>> Begin PROVIDED RECORDS

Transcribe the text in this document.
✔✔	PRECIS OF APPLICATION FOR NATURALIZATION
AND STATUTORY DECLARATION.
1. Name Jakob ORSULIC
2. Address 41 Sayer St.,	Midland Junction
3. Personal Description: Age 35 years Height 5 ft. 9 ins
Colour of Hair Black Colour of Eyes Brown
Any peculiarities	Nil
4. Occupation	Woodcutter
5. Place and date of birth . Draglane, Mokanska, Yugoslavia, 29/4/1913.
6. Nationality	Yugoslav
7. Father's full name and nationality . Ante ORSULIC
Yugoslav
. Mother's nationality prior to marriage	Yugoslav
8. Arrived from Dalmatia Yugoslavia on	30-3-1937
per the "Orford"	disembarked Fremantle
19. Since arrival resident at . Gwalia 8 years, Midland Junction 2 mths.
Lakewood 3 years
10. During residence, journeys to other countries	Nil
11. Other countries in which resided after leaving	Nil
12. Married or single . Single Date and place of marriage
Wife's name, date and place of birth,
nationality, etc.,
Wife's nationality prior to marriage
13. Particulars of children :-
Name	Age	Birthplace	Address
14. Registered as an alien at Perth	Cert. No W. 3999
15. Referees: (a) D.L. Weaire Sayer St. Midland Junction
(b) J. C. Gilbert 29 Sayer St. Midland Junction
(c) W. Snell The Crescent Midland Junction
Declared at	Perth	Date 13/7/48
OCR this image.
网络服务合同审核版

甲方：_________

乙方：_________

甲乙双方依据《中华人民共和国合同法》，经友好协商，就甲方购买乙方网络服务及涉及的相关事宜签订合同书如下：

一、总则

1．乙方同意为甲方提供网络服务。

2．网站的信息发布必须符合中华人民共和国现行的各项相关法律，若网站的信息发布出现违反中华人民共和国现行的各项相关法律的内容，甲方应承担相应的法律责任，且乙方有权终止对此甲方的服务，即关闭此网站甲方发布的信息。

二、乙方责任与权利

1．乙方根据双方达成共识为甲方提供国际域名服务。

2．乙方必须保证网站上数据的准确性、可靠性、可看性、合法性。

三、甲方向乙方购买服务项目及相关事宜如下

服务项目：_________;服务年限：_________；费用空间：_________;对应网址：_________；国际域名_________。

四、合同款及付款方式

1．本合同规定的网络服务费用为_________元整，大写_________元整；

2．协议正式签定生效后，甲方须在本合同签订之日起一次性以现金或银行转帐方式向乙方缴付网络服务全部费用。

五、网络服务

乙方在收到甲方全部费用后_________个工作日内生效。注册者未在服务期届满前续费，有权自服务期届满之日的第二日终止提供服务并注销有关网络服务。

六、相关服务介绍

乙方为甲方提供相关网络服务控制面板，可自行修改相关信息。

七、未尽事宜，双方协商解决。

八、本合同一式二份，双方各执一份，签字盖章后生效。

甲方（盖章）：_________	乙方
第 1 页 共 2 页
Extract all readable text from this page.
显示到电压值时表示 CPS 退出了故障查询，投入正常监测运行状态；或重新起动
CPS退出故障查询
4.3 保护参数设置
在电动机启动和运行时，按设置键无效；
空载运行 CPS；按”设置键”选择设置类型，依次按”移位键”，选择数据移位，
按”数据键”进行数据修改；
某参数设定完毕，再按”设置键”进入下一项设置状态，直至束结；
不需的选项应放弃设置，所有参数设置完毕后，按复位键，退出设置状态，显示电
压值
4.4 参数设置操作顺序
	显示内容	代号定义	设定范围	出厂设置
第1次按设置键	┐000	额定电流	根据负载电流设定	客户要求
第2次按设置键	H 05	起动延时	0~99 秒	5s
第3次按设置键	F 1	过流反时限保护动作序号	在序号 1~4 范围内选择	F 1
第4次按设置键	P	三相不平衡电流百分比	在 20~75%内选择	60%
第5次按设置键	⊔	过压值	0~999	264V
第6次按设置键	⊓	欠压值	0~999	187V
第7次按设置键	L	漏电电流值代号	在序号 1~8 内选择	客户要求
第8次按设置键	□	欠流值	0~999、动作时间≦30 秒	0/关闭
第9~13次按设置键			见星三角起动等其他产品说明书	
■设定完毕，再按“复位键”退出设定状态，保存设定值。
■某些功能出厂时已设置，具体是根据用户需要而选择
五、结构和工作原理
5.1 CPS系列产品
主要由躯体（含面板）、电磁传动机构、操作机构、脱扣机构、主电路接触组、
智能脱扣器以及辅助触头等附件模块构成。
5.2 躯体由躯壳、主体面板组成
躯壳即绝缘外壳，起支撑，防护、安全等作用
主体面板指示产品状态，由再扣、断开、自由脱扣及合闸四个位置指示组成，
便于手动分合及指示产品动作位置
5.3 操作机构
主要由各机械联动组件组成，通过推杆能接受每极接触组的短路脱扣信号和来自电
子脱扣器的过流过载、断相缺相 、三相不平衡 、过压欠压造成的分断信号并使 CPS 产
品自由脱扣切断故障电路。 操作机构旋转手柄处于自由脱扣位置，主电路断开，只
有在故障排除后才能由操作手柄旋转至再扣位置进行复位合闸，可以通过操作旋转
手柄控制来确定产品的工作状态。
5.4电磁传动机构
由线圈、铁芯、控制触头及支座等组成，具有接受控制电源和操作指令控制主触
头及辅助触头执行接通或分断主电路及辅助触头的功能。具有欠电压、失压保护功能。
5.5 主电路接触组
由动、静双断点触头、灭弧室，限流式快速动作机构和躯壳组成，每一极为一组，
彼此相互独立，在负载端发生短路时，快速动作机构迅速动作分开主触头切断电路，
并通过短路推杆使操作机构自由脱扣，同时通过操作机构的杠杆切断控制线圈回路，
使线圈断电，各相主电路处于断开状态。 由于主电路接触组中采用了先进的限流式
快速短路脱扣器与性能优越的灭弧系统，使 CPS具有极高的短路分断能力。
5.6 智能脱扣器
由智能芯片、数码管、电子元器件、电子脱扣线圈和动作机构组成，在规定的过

>> End PROVIDED RECORDS

Check every line of the records above for the string "text" and say how many contain it, giving the number alone.

2